## Requirement
Return each entry exactly, omitting nothing.

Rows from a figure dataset

START

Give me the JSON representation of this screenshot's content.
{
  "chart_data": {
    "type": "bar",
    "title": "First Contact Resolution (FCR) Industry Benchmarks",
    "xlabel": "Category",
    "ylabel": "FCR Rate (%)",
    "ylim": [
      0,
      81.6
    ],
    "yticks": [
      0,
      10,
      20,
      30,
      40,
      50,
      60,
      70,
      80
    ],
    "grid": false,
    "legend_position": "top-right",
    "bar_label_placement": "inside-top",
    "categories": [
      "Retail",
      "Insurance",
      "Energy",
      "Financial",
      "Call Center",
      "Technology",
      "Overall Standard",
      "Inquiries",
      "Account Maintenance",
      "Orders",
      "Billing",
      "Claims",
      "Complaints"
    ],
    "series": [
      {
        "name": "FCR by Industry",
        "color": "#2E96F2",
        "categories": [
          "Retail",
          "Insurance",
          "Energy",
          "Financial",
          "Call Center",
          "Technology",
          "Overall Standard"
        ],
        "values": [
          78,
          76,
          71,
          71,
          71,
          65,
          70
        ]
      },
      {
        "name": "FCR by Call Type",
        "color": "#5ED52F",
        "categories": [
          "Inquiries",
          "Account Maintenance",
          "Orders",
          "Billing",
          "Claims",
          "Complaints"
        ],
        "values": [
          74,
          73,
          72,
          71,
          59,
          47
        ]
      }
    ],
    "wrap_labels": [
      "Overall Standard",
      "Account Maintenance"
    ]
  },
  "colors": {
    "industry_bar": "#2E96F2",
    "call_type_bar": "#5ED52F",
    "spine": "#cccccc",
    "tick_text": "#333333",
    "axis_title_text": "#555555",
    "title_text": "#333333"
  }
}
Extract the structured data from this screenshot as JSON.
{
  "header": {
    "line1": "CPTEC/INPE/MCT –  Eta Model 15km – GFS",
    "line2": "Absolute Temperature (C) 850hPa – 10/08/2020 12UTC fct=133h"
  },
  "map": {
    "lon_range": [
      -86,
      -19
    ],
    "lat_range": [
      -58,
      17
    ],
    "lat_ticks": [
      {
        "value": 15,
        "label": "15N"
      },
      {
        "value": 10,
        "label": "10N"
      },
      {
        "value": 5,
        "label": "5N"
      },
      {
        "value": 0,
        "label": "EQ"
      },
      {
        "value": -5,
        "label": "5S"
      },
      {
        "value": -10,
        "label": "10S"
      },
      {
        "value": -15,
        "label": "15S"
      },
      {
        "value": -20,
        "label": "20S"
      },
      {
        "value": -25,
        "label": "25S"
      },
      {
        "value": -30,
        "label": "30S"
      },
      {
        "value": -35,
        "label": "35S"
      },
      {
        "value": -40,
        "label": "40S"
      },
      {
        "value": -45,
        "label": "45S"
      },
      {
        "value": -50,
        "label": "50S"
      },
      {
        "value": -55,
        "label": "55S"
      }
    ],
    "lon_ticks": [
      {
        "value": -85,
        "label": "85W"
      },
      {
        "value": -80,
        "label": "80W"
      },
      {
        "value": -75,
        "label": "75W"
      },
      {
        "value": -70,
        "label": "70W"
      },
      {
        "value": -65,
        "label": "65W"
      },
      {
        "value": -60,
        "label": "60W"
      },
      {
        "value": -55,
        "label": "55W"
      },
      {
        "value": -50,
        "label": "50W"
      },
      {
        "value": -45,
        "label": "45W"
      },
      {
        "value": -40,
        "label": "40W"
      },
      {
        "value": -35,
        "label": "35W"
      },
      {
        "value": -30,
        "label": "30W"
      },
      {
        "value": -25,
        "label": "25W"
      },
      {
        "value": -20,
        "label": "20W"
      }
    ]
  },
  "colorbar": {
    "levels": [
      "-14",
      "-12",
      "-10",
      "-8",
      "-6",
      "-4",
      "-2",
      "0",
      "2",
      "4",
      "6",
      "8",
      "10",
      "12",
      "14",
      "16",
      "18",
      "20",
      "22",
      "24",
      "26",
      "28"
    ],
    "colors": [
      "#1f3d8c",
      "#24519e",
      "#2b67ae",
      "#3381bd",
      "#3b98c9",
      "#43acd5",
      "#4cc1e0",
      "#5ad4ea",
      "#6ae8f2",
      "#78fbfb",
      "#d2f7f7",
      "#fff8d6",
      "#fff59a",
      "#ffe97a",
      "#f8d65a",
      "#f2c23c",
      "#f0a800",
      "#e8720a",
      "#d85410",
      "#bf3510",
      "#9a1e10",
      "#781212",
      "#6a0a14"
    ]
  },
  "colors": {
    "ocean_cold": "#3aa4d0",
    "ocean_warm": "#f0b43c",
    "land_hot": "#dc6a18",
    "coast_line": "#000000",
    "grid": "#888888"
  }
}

END

## Exercise output
Give me the JSON representation of this screenshot's content.
{
  "chart_data": {
    "type": "bar",
    "title": "First Contact Resolution (FCR) Industry Benchmarks",
    "xlabel": "Category",
    "ylabel": "FCR Rate (%)",
    "ylim": [
      0,
      81.6
    ],
    "yticks": [
      0,
      10,
      20,
      30,
      40,
      50,
      60,
      70,
      80
    ],
    "grid": false,
    "legend_position": "top-right",
    "bar_label_placement": "inside-top",
    "categories": [
      "Retail",
      "Insurance",
      "Energy",
      "Financial",
      "Call Center",
      "Technology",
      "Overall Standard",
      "Inquiries",
      "Account Maintenance",
      "Orders",
      "Billing",
      "Claims",
      "Complaints"
    ],
    "series": [
      {
        "name": "FCR by Industry",
        "color": "#2E96F2",
        "categories": [
          "Retail",
          "Insurance",
          "Energy",
          "Financial",
          "Call Center",
          "Technology",
          "Overall Standard"
        ],
        "values": [
          78,
          76,
          71,
          71,
          71,
          65,
          70
        ]
      },
      {
        "name": "FCR by Call Type",
        "color": "#5ED52F",
        "categories": [
          "Inquiries",
          "Account Maintenance",
          "Orders",
          "Billing",
          "Claims",
          "Complaints"
        ],
        "values": [
          74,
          73,
          72,
          71,
          59,
          47
        ]
      }
    ],
    "wrap_labels": [
      "Overall Standard",
      "Account Maintenance"
    ]
  },
  "colors": {
    "industry_bar": "#2E96F2",
    "call_type_bar": "#5ED52F",
    "spine": "#cccccc",
    "tick_text": "#333333",
    "axis_title_text": "#555555",
    "title_text": "#333333"
  }
}
Extract the structured data from this screenshot as JSON.
{
  "header": {
    "line1": "CPTEC/INPE/MCT –  Eta Model 15km – GFS",
    "line2": "Absolute Temperature (C) 850hPa – 10/08/2020 12UTC fct=133h"
  },
  "map": {
    "lon_range": [
      -86,
      -19
    ],
    "lat_range": [
      -58,
      17
    ],
    "lat_ticks": [
      {
        "value": 15,
        "label": "15N"
      },
      {
        "value": 10,
        "label": "10N"
      },
      {
        "value": 5,
        "label": "5N"
      },
      {
        "value": 0,
        "label": "EQ"
      },
      {
        "value": -5,
        "label": "5S"
      },
      {
        "value": -10,
        "label": "10S"
      },
      {
        "value": -15,
        "label": "15S"
      },
      {
        "value": -20,
        "label": "20S"
      },
      {
        "value": -25,
        "label": "25S"
      },
      {
        "value": -30,
        "label": "30S"
      },
      {
        "value": -35,
        "label": "35S"
      },
      {
        "value": -40,
        "label": "40S"
      },
      {
        "value": -45,
        "label": "45S"
      },
      {
        "value": -50,
        "label": "50S"
      },
      {
        "value": -55,
        "label": "55S"
      }
    ],
    "lon_ticks": [
      {
        "value": -85,
        "label": "85W"
      },
      {
        "value": -80,
        "label": "80W"
      },
      {
        "value": -75,
        "label": "75W"
      },
      {
        "value": -70,
        "label": "70W"
      },
      {
        "value": -65,
        "label": "65W"
      },
      {
        "value": -60,
        "label": "60W"
      },
      {
        "value": -55,
        "label": "55W"
      },
      {
        "value": -50,
        "label": "50W"
      },
      {
        "value": -45,
        "label": "45W"
      },
      {
        "value": -40,
        "label": "40W"
      },
      {
        "value": -35,
        "label": "35W"
      },
      {
        "value": -30,
        "label": "30W"
      },
      {
        "value": -25,
        "label": "25W"
      },
      {
        "value": -20,
        "label": "20W"
      }
    ]
  },
  "colorbar": {
    "levels": [
      "-14",
      "-12",
      "-10",
      "-8",
      "-6",
      "-4",
      "-2",
      "0",
      "2",
      "4",
      "6",
      "8",
      "10",
      "12",
      "14",
      "16",
      "18",
      "20",
      "22",
      "24",
      "26",
      "28"
    ],
    "colors": [
      "#1f3d8c",
      "#24519e",
      "#2b67ae",
      "#3381bd",
      "#3b98c9",
      "#43acd5",
      "#4cc1e0",
      "#5ad4ea",
      "#6ae8f2",
      "#78fbfb",
      "#d2f7f7",
      "#fff8d6",
      "#fff59a",
      "#ffe97a",
      "#f8d65a",
      "#f2c23c",
      "#f0a800",
      "#e8720a",
      "#d85410",
      "#bf3510",
      "#9a1e10",
      "#781212",
      "#6a0a14"
    ]
  },
  "colors": {
    "ocean_cold": "#3aa4d0",
    "ocean_warm": "#f0b43c",
    "land_hot": "#dc6a18",
    "coast_line": "#000000",
    "grid": "#888888"
  }
}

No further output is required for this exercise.